> **SELECTION**

As today, December 12 in 1915 in Hoboken, New Jersey a star was born. The name was …Frank Sinatra!
Sinatra was the only child of Italian immigrants Natalie Della (Garaventa) and Antonino Martino Sinatra.
During the Great Depression, his mother Dolly provided money to her son for outings with friends and expensive clothes. In 1938, Sinatra was arrested for carrying on with a married woman, a criminal offense at the time. For his livelihood, he worked as a delivery boy, and later as a riveter at a shipyard, but music was Sinatra’s main interest, and he listened carefully to big band jazz. He began singing for tips at the age of eight, standing on top of the bar at a local nightclub in Hoboken. Sinatra began singing professionally as a teenager in the 193’0s, while he learned music by ear and never went to a music school to learn how to read music.

> **TASKS TO CARRY OUT**
1) Answer these questions from the Sinatra profile:
(a) In what city and state was Sinatra born?
(b) At what age did he begin singing for tips?
(c) What two jobs did he hold for his livelihood?
2) Print the stretch of the Sinatra profile from "Sinatra was the" through "to read music.", character for character.
The items have no connection to the Sinatra profile.

> **ENTRIES SUPPLIED**
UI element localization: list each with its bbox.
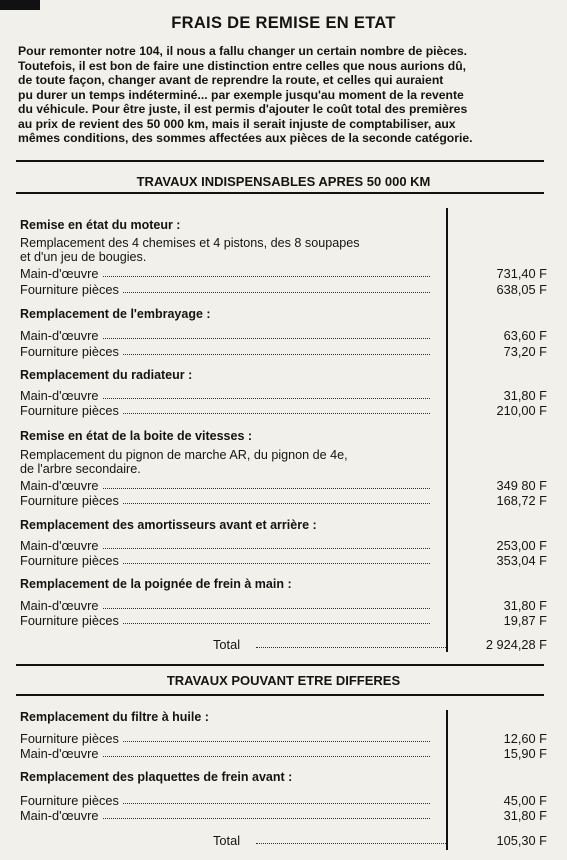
total-amount: 2 924,28 F	[485, 637, 547, 652]
item-label: Main-d'œuvre	[20, 266, 102, 281]
line-item	[20, 328, 547, 343]
total-row	[20, 637, 547, 652]
page-title: FRAIS DE REMISE EN ETAT	[171, 14, 396, 32]
item-amount: 31,80 F	[503, 388, 547, 403]
line-item	[20, 478, 547, 493]
intro-line: mêmes conditions, des sommes affectées aux pièces de la seconde catégorie.	[18, 131, 473, 145]
group-heading: Remplacement de l'embrayage :	[20, 307, 211, 321]
item-amount: 168,72 F	[496, 493, 547, 508]
section1-title: TRAVAUX INDISPENSABLES APRES 50 000 KM	[136, 174, 431, 189]
line-item	[20, 282, 547, 297]
item-label: Fourniture pièces	[20, 613, 122, 628]
item-label: Fourniture pièces	[20, 793, 122, 808]
item-amount: 353,04 F	[496, 553, 547, 568]
intro-paragraph	[18, 44, 550, 146]
line-item	[20, 808, 547, 823]
line-item	[20, 553, 547, 568]
line-item	[20, 493, 547, 508]
item-label: Fourniture pièces	[20, 553, 122, 568]
item-amount: 210,00 F	[496, 403, 547, 418]
item-amount: 31,80 F	[503, 808, 547, 823]
item-amount: 638,05 F	[496, 282, 547, 297]
item-label: Main-d'œuvre	[20, 598, 102, 613]
intro-line: du véhicule. Pour être juste, il est permis d'ajouter le coût total des premières	[18, 102, 468, 116]
group-heading: Remplacement du radiateur :	[20, 368, 193, 382]
section-rule	[16, 160, 544, 162]
intro-line: de toute façon, changer avant de reprendre la route, et celles qui auraient	[18, 73, 444, 87]
line-item	[20, 598, 547, 613]
item-amount: 31,80 F	[503, 598, 547, 613]
item-amount: 45,00 F	[503, 793, 547, 808]
item-amount: 731,40 F	[496, 266, 547, 281]
line-item	[20, 746, 547, 761]
section-rule	[16, 192, 544, 194]
section-rule	[16, 664, 544, 666]
line-item	[20, 388, 547, 403]
group-heading: Remplacement des amortisseurs avant et arrière :	[20, 518, 317, 532]
item-label: Main-d'œuvre	[20, 808, 102, 823]
item-amount: 63,60 F	[503, 328, 547, 343]
item-label: Main-d'œuvre	[20, 538, 102, 553]
item-label: Main-d'œuvre	[20, 328, 102, 343]
line-item	[20, 793, 547, 808]
item-label: Fourniture pièces	[20, 493, 122, 508]
item-amount: 73,20 F	[503, 344, 547, 359]
item-label: Main-d'œuvre	[20, 478, 102, 493]
corner-mark	[0, 0, 40, 10]
item-label: Fourniture pièces	[20, 731, 122, 746]
section2-title: TRAVAUX POUVANT ETRE DIFFERES	[166, 673, 401, 688]
line-item	[20, 538, 547, 553]
intro-line: au prix de revient des 50 000 km, mais il serait injuste de comptabiliser, aux	[18, 116, 456, 131]
intro-line: pu durer un temps indéterminé... par exemple jusqu'au moment de la revente	[18, 87, 464, 102]
group-heading: Remplacement du filtre à huile :	[20, 710, 209, 724]
item-amount: 349 80 F	[496, 478, 547, 493]
line-item	[20, 403, 547, 418]
section-rule	[16, 694, 544, 696]
line-item	[20, 344, 547, 359]
item-label: Fourniture pièces	[20, 344, 122, 359]
item-label: Main-d'œuvre	[20, 388, 102, 403]
line-item	[20, 613, 547, 628]
line-item	[20, 731, 547, 746]
group-heading: Remise en état de la boite de vitesses :	[20, 429, 253, 443]
item-amount: 15,90 F	[503, 746, 547, 761]
line-item	[20, 266, 547, 281]
item-label: Fourniture pièces	[20, 282, 122, 297]
group-description: Remplacement des 4 chemises et 4 pistons, des 8 soupapes et d'un jeu de bougies.	[20, 236, 360, 264]
group-heading: Remplacement de la poignée de frein à main :	[20, 577, 292, 591]
total-amount: 105,30 F	[496, 833, 547, 848]
item-label: Fourniture pièces	[20, 403, 122, 418]
total-label: Total	[210, 833, 243, 848]
total-row	[20, 833, 547, 848]
group-heading: Remise en état du moteur :	[20, 218, 181, 232]
item-amount: 12,60 F	[503, 731, 547, 746]
intro-line: Toutefois, il est bon de faire une distinction entre celles que nous aurions dû,	[18, 58, 467, 73]
total-label: Total	[210, 637, 243, 652]
item-label: Main-d'œuvre	[20, 746, 102, 761]
intro-line: Pour remonter notre 104, il nous a fallu changer un certain nombre de pièces.	[18, 44, 468, 58]
group-heading: Remplacement des plaquettes de frein avant :	[20, 770, 293, 784]
item-amount: 253,00 F	[496, 538, 547, 553]
item-amount: 19,87 F	[503, 613, 547, 628]
group-description: Remplacement du pignon de marche AR, du pignon de 4e, de l'arbre secondaire.	[20, 448, 348, 476]
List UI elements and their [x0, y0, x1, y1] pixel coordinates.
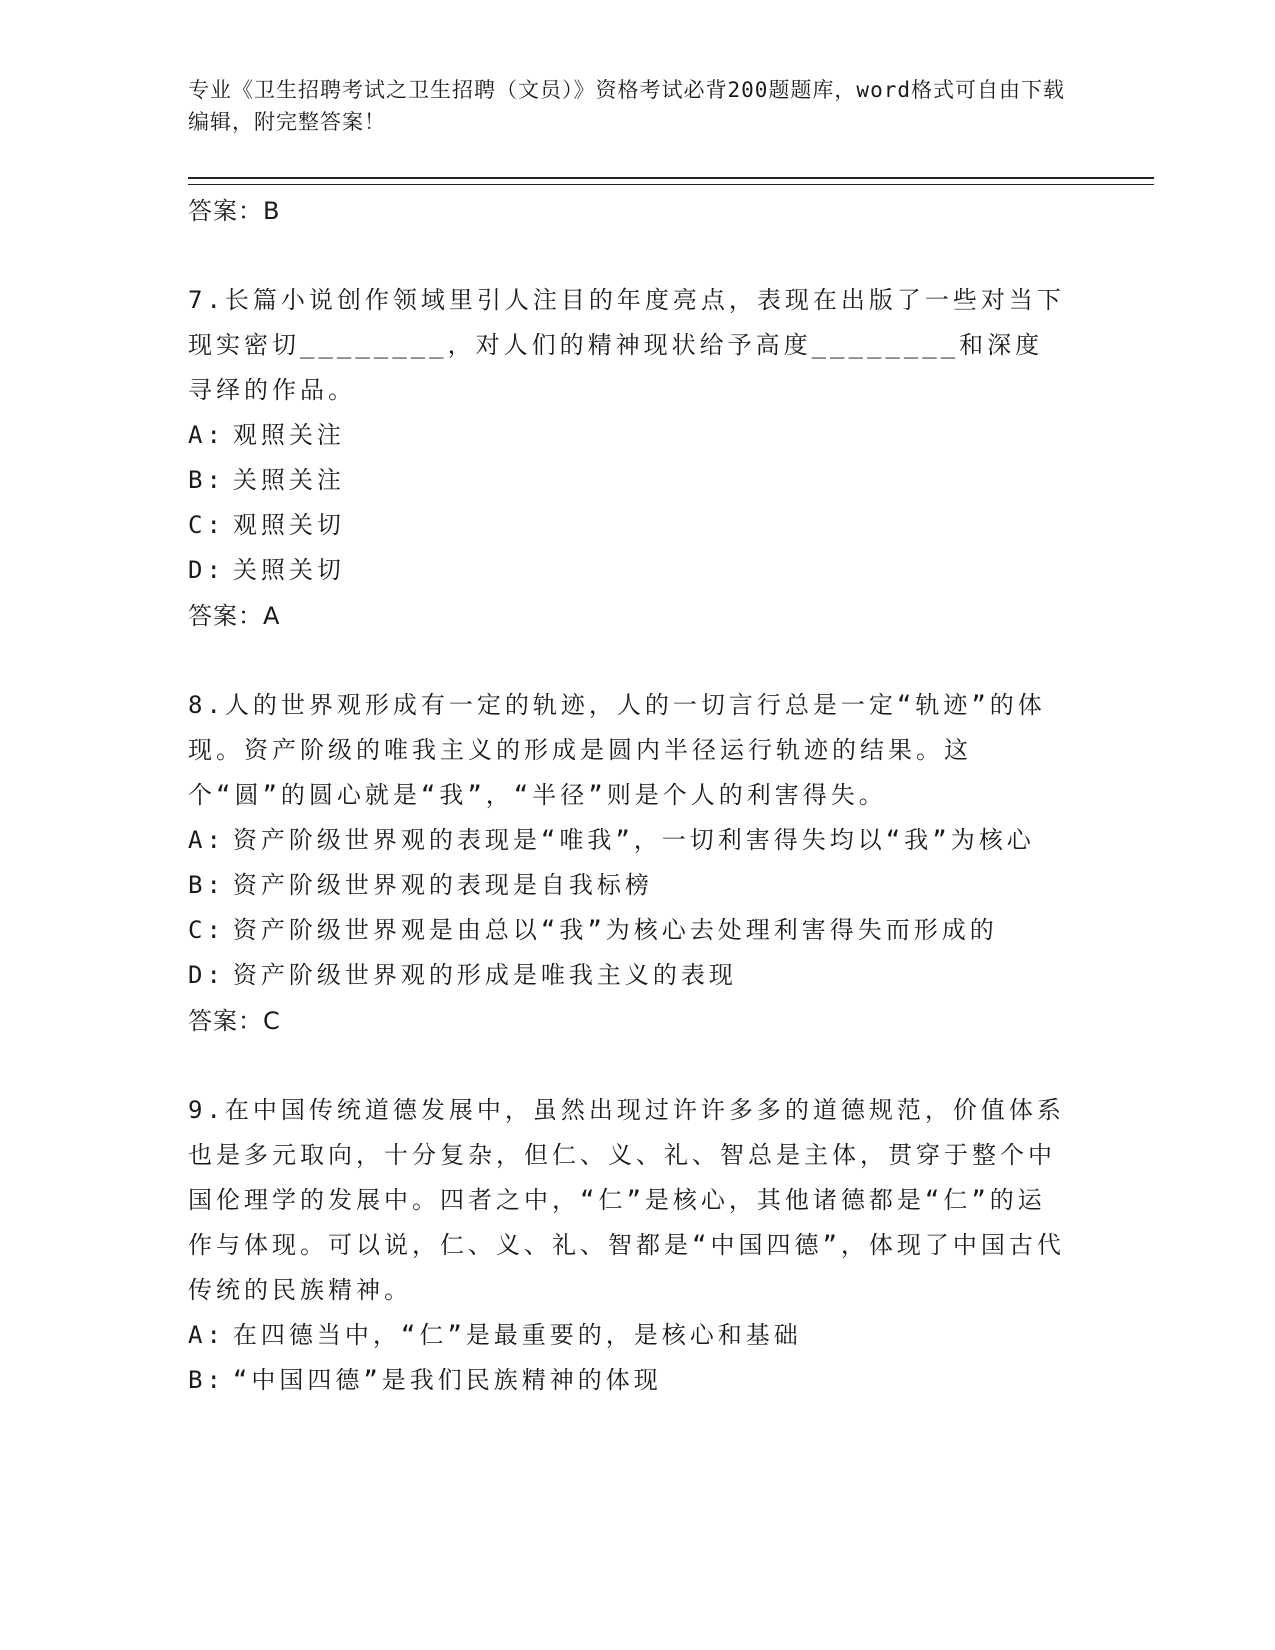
option-c	[188, 503, 1068, 548]
answer-label: 答案：A	[188, 602, 281, 630]
option-key: B:	[188, 871, 225, 899]
option-b	[188, 458, 1068, 503]
question-block	[188, 1088, 1068, 1403]
option-a	[188, 1313, 1068, 1358]
option-key: B:	[188, 466, 225, 494]
option-text: “中国四德”是我们民族精神的体现	[232, 1366, 662, 1394]
option-key: C:	[188, 511, 225, 539]
option-d	[188, 548, 1068, 593]
option-text: 观照关切	[232, 511, 345, 539]
option-b	[188, 863, 1068, 908]
answer-label: 答案：B	[188, 197, 281, 225]
option-key: A:	[188, 1321, 225, 1349]
option-d	[188, 953, 1068, 998]
option-key: A:	[188, 421, 225, 449]
option-c	[188, 908, 1068, 953]
question-stem: 8.人的世界观形成有一定的轨迹，人的一切言行总是一定“轨迹”的体现。资产阶级的唯我主义的形成是圆内半径运行轨迹的结果。这个“圆”的圆心就是“我”，“半径”则是个人的利害得失。	[188, 691, 1046, 809]
option-text: 关照关切	[232, 556, 345, 584]
option-b	[188, 1358, 1068, 1403]
option-key: D:	[188, 961, 225, 989]
answer-label: 答案：C	[188, 1007, 281, 1035]
option-key: D:	[188, 556, 225, 584]
spacer	[188, 1044, 1068, 1088]
option-text: 资产阶级世界观的表现是“唯我”，一切利害得失均以“我”为核心	[232, 826, 1035, 854]
question-block	[188, 278, 1068, 639]
option-text: 观照关注	[232, 421, 345, 449]
option-key: A:	[188, 826, 225, 854]
header-divider	[188, 177, 1154, 185]
option-text: 资产阶级世界观的形成是唯我主义的表现	[232, 961, 737, 989]
option-key: C:	[188, 916, 225, 944]
question-stem: 9.在中国传统道德发展中，虽然出现过许许多多的道德规范，价值体系也是多元取向，十分复杂，但仁、义、礼、智总是主体，贯穿于整个中国伦理学的发展中。四者之中，“仁”是核心，其他诸德都是“仁”的运作与体现。可以说，仁、义、礼、智都是“中国四德”，体现了中国古代传统的民族精神。	[188, 1096, 1065, 1304]
option-a	[188, 818, 1068, 863]
option-text: 资产阶级世界观是由总以“我”为核心去处理利害得失而形成的	[232, 916, 998, 944]
question-block	[188, 683, 1068, 1044]
document-body	[188, 188, 1068, 1403]
option-key: B:	[188, 1366, 225, 1394]
page-header-title: 专业《卫生招聘考试之卫生招聘（文员）》资格考试必背200题题库，word格式可自由下载编辑，附完整答案！	[188, 78, 1065, 134]
option-a	[188, 413, 1068, 458]
spacer	[188, 639, 1068, 683]
option-text: 在四德当中，“仁”是最重要的，是核心和基础	[232, 1321, 802, 1349]
option-text: 关照关注	[232, 466, 345, 494]
spacer	[188, 234, 1068, 278]
question-stem: 7.长篇小说创作领域里引人注目的年度亮点，表现在出版了一些对当下现实密切________，对人们的精神现状给予高度________和深度寻绎的作品。	[188, 286, 1065, 404]
option-text: 资产阶级世界观的表现是自我标榜	[232, 871, 653, 899]
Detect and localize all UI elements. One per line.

> **TASK-BY-TASK SOLUTIONS**
1)
(a) Hoboken, New Jersey
(b) Eight
(c) Delivery boy, and later riveter at a shipyard

2)
Sinatra was the only child of Italian immigrants Natalie Della (Garaventa) and Antonino Martino Sinatra.
During the Great Depression, his mother Dolly provided money to her son for outings with friends and expensive clothes. In 1938, Sinatra was arrested for carrying on with a married woman, a criminal offense at the time. For his livelihood, he worked as a delivery boy, and later as a riveter at a shipyard, but music was Sinatra’s main interest, and he listened carefully to big band jazz. He began singing for tips at the age of eight, standing on top of the bar at a local nightclub in Hoboken. Sinatra began singing professionally as a teenager in the 193’0s, while he learned music by ear and never went to a music school to learn how to read music.